**Goal:**
Show all lines holding "prosent".

**Task inputs:**
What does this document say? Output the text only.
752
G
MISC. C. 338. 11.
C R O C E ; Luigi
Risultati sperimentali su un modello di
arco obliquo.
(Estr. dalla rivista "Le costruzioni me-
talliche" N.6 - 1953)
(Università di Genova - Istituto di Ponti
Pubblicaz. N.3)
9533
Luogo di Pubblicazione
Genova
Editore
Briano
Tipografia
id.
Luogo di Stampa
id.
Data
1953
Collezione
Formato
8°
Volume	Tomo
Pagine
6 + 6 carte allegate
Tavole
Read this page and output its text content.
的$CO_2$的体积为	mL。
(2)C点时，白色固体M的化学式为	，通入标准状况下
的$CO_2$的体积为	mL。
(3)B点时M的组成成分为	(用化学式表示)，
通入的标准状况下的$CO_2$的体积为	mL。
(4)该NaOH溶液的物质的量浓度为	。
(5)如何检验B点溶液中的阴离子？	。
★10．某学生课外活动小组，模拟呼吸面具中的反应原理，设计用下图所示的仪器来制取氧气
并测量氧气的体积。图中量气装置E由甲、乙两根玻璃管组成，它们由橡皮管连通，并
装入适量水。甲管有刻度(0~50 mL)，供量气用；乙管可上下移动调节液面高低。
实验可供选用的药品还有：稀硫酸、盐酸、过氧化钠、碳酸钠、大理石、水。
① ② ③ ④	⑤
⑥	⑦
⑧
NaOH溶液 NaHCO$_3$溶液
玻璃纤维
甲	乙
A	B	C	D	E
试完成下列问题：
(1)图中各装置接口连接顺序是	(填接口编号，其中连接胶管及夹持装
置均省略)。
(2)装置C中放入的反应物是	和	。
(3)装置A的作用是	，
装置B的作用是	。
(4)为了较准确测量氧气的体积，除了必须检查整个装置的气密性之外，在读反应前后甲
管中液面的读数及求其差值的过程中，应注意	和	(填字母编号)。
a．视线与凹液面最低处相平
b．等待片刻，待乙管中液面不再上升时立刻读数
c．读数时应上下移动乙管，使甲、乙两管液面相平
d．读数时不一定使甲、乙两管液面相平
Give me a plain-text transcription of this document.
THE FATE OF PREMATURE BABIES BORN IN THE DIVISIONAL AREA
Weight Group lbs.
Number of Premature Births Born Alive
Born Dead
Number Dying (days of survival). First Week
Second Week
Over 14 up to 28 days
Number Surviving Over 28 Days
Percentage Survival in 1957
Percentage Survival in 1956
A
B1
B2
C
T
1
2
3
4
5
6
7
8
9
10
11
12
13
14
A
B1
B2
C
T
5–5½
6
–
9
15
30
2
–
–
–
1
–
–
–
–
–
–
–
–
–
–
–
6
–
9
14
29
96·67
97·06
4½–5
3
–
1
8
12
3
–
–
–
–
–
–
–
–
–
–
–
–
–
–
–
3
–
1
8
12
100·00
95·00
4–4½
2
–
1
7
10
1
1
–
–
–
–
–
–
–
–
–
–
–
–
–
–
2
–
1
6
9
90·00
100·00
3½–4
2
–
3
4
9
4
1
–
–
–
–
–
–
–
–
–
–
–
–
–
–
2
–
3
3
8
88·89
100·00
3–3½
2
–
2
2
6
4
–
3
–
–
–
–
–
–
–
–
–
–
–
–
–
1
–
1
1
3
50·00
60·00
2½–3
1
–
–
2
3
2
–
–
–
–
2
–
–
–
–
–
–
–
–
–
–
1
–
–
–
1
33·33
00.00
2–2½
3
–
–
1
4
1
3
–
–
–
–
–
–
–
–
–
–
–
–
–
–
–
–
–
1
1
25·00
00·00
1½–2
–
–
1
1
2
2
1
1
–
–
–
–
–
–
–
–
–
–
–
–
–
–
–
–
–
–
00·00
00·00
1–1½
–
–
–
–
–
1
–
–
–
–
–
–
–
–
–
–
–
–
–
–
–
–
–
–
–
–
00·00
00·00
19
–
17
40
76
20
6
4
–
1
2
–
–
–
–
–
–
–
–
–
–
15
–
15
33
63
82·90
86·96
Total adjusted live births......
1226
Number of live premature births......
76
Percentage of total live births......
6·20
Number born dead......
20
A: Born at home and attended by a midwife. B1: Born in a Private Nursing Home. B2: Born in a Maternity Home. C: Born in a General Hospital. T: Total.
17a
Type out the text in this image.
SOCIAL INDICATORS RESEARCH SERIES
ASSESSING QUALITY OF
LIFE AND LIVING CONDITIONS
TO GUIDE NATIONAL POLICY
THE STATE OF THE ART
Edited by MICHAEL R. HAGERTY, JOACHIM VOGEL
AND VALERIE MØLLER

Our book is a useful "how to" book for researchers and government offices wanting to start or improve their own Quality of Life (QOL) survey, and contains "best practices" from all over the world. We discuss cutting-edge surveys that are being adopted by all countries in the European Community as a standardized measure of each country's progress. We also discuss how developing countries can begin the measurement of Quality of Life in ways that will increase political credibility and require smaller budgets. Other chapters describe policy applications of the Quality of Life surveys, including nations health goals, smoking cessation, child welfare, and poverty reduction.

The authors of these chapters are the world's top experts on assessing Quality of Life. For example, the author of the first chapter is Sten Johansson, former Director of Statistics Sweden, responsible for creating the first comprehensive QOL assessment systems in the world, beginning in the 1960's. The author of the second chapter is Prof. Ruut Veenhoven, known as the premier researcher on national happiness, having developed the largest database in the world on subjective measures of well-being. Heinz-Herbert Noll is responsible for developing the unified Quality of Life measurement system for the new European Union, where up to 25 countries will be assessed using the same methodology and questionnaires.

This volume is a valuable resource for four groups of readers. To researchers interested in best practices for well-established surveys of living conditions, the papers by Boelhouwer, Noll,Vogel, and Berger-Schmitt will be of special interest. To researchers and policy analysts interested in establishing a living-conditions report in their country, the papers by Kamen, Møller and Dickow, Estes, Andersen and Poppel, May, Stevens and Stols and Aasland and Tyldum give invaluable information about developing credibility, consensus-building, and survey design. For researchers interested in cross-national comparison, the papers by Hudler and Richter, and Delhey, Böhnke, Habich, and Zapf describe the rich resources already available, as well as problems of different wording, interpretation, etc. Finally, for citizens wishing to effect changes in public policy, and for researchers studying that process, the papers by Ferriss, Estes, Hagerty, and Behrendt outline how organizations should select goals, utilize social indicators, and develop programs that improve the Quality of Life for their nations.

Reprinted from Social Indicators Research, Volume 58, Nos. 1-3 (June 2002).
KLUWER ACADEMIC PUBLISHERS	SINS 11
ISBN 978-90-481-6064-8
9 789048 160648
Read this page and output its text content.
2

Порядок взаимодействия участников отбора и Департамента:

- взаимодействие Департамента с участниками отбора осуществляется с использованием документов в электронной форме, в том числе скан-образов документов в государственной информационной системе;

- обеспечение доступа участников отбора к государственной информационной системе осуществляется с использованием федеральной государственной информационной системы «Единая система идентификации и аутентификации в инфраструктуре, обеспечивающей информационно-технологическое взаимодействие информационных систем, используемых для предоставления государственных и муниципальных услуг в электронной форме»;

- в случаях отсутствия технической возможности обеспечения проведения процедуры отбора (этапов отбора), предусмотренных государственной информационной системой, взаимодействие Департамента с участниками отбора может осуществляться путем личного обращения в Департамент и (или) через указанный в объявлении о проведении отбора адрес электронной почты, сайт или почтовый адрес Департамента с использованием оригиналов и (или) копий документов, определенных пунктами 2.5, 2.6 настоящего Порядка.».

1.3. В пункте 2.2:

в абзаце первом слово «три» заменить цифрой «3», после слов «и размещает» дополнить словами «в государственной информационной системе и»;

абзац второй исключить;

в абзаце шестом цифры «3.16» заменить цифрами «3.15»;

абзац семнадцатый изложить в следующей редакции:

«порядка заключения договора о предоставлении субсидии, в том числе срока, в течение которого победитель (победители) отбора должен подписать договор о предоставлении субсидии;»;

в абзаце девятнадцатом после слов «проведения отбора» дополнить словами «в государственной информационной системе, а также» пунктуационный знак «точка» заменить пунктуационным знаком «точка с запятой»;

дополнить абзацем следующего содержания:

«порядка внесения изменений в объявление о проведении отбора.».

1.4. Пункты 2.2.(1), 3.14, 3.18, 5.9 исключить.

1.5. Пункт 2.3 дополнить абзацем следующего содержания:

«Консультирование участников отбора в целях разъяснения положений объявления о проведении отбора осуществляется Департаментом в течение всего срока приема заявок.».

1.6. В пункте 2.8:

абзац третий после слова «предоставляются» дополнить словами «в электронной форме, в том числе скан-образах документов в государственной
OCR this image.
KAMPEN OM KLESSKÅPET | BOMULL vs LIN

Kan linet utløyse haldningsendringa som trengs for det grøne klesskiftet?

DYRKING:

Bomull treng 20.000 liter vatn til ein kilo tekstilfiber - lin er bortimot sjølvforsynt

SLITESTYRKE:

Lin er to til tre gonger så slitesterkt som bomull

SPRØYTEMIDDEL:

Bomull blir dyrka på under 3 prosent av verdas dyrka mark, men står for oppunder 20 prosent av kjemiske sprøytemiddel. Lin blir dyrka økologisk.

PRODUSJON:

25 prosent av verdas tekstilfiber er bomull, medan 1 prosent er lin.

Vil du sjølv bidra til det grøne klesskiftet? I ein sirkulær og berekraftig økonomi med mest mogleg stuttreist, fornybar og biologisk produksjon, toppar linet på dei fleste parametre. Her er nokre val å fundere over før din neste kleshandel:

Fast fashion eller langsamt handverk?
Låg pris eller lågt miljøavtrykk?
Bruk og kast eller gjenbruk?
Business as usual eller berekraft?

**Written answer:**
Bomull blir dyrka på under 3 prosent av verdas dyrka mark, men står for oppunder 20 prosent av kjemiske sprøytemiddel. Lin blir dyrka økologisk.
25 prosent av verdas tekstilfiber er bomull, medan 1 prosent er lin.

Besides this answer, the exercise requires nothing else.